**Written instruction:**
Copy the data word for word, keeping every line.

** START Entries supplied **

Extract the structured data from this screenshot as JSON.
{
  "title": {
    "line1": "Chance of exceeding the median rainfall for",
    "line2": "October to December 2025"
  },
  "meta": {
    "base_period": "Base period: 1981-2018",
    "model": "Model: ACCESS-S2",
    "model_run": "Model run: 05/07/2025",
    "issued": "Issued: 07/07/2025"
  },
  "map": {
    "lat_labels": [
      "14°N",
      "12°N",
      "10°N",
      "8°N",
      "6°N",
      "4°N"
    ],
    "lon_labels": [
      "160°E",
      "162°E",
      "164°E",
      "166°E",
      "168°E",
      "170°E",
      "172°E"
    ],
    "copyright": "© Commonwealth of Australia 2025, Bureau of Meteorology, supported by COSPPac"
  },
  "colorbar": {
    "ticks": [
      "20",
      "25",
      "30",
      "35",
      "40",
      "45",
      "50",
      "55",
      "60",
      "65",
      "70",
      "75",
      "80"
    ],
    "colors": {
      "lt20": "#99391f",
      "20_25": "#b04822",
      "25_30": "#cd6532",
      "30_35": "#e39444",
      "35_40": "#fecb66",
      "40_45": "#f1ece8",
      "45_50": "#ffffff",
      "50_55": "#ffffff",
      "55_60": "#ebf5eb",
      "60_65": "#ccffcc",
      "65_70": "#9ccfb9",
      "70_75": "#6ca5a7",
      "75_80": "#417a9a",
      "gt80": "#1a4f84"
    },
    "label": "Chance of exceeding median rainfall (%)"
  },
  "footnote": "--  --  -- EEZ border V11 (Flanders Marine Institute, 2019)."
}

** END Entries supplied **

**Response for this exercise:**
Extract the structured data from this screenshot as JSON.
{
  "title": {
    "line1": "Chance of exceeding the median rainfall for",
    "line2": "October to December 2025"
  },
  "meta": {
    "base_period": "Base period: 1981-2018",
    "model": "Model: ACCESS-S2",
    "model_run": "Model run: 05/07/2025",
    "issued": "Issued: 07/07/2025"
  },
  "map": {
    "lat_labels": [
      "14°N",
      "12°N",
      "10°N",
      "8°N",
      "6°N",
      "4°N"
    ],
    "lon_labels": [
      "160°E",
      "162°E",
      "164°E",
      "166°E",
      "168°E",
      "170°E",
      "172°E"
    ],
    "copyright": "© Commonwealth of Australia 2025, Bureau of Meteorology, supported by COSPPac"
  },
  "colorbar": {
    "ticks": [
      "20",
      "25",
      "30",
      "35",
      "40",
      "45",
      "50",
      "55",
      "60",
      "65",
      "70",
      "75",
      "80"
    ],
    "colors": {
      "lt20": "#99391f",
      "20_25": "#b04822",
      "25_30": "#cd6532",
      "30_35": "#e39444",
      "35_40": "#fecb66",
      "40_45": "#f1ece8",
      "45_50": "#ffffff",
      "50_55": "#ffffff",
      "55_60": "#ebf5eb",
      "60_65": "#ccffcc",
      "65_70": "#9ccfb9",
      "70_75": "#6ca5a7",
      "75_80": "#417a9a",
      "gt80": "#1a4f84"
    },
    "label": "Chance of exceeding median rainfall (%)"
  },
  "footnote": "--  --  -- EEZ border V11 (Flanders Marine Institute, 2019)."
}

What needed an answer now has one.